* RECORDS TO USE *

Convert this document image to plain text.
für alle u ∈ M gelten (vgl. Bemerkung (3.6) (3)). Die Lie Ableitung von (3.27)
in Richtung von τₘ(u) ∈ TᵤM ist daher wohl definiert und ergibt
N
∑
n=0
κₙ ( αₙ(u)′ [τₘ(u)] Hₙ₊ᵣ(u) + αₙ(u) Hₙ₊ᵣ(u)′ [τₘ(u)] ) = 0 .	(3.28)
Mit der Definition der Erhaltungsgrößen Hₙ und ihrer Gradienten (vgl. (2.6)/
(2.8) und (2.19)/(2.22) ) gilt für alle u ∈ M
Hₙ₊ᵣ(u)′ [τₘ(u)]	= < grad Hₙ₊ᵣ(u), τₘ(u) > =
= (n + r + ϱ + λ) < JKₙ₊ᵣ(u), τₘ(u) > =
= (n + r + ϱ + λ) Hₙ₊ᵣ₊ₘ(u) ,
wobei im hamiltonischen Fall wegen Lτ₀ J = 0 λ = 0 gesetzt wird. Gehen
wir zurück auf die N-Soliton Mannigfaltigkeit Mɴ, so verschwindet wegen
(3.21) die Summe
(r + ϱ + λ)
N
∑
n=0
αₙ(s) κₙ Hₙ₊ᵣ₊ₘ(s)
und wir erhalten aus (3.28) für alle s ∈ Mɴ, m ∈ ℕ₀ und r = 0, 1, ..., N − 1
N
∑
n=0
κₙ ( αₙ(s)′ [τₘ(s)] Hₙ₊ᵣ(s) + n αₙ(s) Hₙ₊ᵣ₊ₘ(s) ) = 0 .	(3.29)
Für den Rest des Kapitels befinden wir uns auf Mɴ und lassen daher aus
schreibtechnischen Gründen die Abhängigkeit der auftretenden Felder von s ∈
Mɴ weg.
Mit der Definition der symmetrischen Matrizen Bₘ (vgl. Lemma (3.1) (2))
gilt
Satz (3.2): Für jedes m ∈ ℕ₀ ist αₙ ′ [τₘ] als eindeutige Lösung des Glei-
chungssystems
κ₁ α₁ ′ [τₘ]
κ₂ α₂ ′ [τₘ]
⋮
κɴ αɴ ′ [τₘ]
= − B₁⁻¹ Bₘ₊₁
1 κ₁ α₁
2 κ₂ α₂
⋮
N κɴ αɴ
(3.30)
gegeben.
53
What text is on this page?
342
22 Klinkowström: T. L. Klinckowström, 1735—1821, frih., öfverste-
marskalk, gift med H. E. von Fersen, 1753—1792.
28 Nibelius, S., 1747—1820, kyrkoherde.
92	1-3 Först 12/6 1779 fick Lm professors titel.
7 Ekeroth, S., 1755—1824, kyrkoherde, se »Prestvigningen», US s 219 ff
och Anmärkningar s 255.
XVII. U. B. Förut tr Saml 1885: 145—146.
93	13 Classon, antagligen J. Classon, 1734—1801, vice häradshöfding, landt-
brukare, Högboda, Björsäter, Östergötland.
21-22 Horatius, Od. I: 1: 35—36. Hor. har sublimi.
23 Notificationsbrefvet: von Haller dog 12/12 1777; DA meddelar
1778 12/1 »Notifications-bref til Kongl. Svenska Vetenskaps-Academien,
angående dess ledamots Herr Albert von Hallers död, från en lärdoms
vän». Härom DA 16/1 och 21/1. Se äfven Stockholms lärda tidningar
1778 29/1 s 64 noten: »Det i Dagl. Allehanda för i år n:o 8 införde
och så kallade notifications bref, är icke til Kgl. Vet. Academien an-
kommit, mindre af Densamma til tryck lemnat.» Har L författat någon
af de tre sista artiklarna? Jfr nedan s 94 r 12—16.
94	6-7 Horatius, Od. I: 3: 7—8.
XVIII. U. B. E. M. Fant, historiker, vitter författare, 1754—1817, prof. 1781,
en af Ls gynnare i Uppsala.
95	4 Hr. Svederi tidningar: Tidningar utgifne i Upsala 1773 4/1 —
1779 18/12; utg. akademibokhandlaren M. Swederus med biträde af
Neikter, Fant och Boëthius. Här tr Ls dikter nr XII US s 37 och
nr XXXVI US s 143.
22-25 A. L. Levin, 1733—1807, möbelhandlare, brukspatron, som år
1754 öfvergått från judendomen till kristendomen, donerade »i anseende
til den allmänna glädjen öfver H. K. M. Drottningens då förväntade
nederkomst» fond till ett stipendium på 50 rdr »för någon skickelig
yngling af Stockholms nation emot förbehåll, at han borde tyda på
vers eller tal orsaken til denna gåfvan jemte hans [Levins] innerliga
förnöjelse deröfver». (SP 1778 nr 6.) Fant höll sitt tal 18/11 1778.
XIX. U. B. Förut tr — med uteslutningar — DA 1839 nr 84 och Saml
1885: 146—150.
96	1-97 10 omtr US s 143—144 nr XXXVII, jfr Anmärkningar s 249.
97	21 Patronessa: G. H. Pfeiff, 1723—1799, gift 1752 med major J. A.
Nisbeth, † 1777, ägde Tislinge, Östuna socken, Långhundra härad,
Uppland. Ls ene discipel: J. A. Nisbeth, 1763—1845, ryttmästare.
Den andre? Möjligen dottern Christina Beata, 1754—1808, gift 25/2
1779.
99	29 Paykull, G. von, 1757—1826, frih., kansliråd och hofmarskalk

* STATED PROBLEM *
Recopy all the lines exactly as they appear.

* THE COMPLETED TASK *
Convert this document image to plain text.
für alle u ∈ M gelten (vgl. Bemerkung (3.6) (3)). Die Lie Ableitung von (3.27)
in Richtung von τₘ(u) ∈ TᵤM ist daher wohl definiert und ergibt
N
∑
n=0
κₙ ( αₙ(u)′ [τₘ(u)] Hₙ₊ᵣ(u) + αₙ(u) Hₙ₊ᵣ(u)′ [τₘ(u)] ) = 0 .	(3.28)
Mit der Definition der Erhaltungsgrößen Hₙ und ihrer Gradienten (vgl. (2.6)/
(2.8) und (2.19)/(2.22) ) gilt für alle u ∈ M
Hₙ₊ᵣ(u)′ [τₘ(u)]	= < grad Hₙ₊ᵣ(u), τₘ(u) > =
= (n + r + ϱ + λ) < JKₙ₊ᵣ(u), τₘ(u) > =
= (n + r + ϱ + λ) Hₙ₊ᵣ₊ₘ(u) ,
wobei im hamiltonischen Fall wegen Lτ₀ J = 0 λ = 0 gesetzt wird. Gehen
wir zurück auf die N-Soliton Mannigfaltigkeit Mɴ, so verschwindet wegen
(3.21) die Summe
(r + ϱ + λ)
N
∑
n=0
αₙ(s) κₙ Hₙ₊ᵣ₊ₘ(s)
und wir erhalten aus (3.28) für alle s ∈ Mɴ, m ∈ ℕ₀ und r = 0, 1, ..., N − 1
N
∑
n=0
κₙ ( αₙ(s)′ [τₘ(s)] Hₙ₊ᵣ(s) + n αₙ(s) Hₙ₊ᵣ₊ₘ(s) ) = 0 .	(3.29)
Für den Rest des Kapitels befinden wir uns auf Mɴ und lassen daher aus
schreibtechnischen Gründen die Abhängigkeit der auftretenden Felder von s ∈
Mɴ weg.
Mit der Definition der symmetrischen Matrizen Bₘ (vgl. Lemma (3.1) (2))
gilt
Satz (3.2): Für jedes m ∈ ℕ₀ ist αₙ ′ [τₘ] als eindeutige Lösung des Glei-
chungssystems
κ₁ α₁ ′ [τₘ]
κ₂ α₂ ′ [τₘ]
⋮
κɴ αɴ ′ [τₘ]
= − B₁⁻¹ Bₘ₊₁
1 κ₁ α₁
2 κ₂ α₂
⋮
N κɴ αɴ
(3.30)
gegeben.
53
What text is on this page?
342
22 Klinkowström: T. L. Klinckowström, 1735—1821, frih., öfverste-
marskalk, gift med H. E. von Fersen, 1753—1792.
28 Nibelius, S., 1747—1820, kyrkoherde.
92	1-3 Först 12/6 1779 fick Lm professors titel.
7 Ekeroth, S., 1755—1824, kyrkoherde, se »Prestvigningen», US s 219 ff
och Anmärkningar s 255.
XVII. U. B. Förut tr Saml 1885: 145—146.
93	13 Classon, antagligen J. Classon, 1734—1801, vice häradshöfding, landt-
brukare, Högboda, Björsäter, Östergötland.
21-22 Horatius, Od. I: 1: 35—36. Hor. har sublimi.
23 Notificationsbrefvet: von Haller dog 12/12 1777; DA meddelar
1778 12/1 »Notifications-bref til Kongl. Svenska Vetenskaps-Academien,
angående dess ledamots Herr Albert von Hallers död, från en lärdoms
vän». Härom DA 16/1 och 21/1. Se äfven Stockholms lärda tidningar
1778 29/1 s 64 noten: »Det i Dagl. Allehanda för i år n:o 8 införde
och så kallade notifications bref, är icke til Kgl. Vet. Academien an-
kommit, mindre af Densamma til tryck lemnat.» Har L författat någon
af de tre sista artiklarna? Jfr nedan s 94 r 12—16.
94	6-7 Horatius, Od. I: 3: 7—8.
XVIII. U. B. E. M. Fant, historiker, vitter författare, 1754—1817, prof. 1781,
en af Ls gynnare i Uppsala.
95	4 Hr. Svederi tidningar: Tidningar utgifne i Upsala 1773 4/1 —
1779 18/12; utg. akademibokhandlaren M. Swederus med biträde af
Neikter, Fant och Boëthius. Här tr Ls dikter nr XII US s 37 och
nr XXXVI US s 143.
22-25 A. L. Levin, 1733—1807, möbelhandlare, brukspatron, som år
1754 öfvergått från judendomen till kristendomen, donerade »i anseende
til den allmänna glädjen öfver H. K. M. Drottningens då förväntade
nederkomst» fond till ett stipendium på 50 rdr »för någon skickelig
yngling af Stockholms nation emot förbehåll, at han borde tyda på
vers eller tal orsaken til denna gåfvan jemte hans [Levins] innerliga
förnöjelse deröfver». (SP 1778 nr 6.) Fant höll sitt tal 18/11 1778.
XIX. U. B. Förut tr — med uteslutningar — DA 1839 nr 84 och Saml
1885: 146—150.
96	1-97 10 omtr US s 143—144 nr XXXVII, jfr Anmärkningar s 249.
97	21 Patronessa: G. H. Pfeiff, 1723—1799, gift 1752 med major J. A.
Nisbeth, † 1777, ägde Tislinge, Östuna socken, Långhundra härad,
Uppland. Ls ene discipel: J. A. Nisbeth, 1763—1845, ryttmästare.
Den andre? Möjligen dottern Christina Beata, 1754—1808, gift 25/2
1779.
99	29 Paykull, G. von, 1757—1826, frih., kansliråd och hofmarskalk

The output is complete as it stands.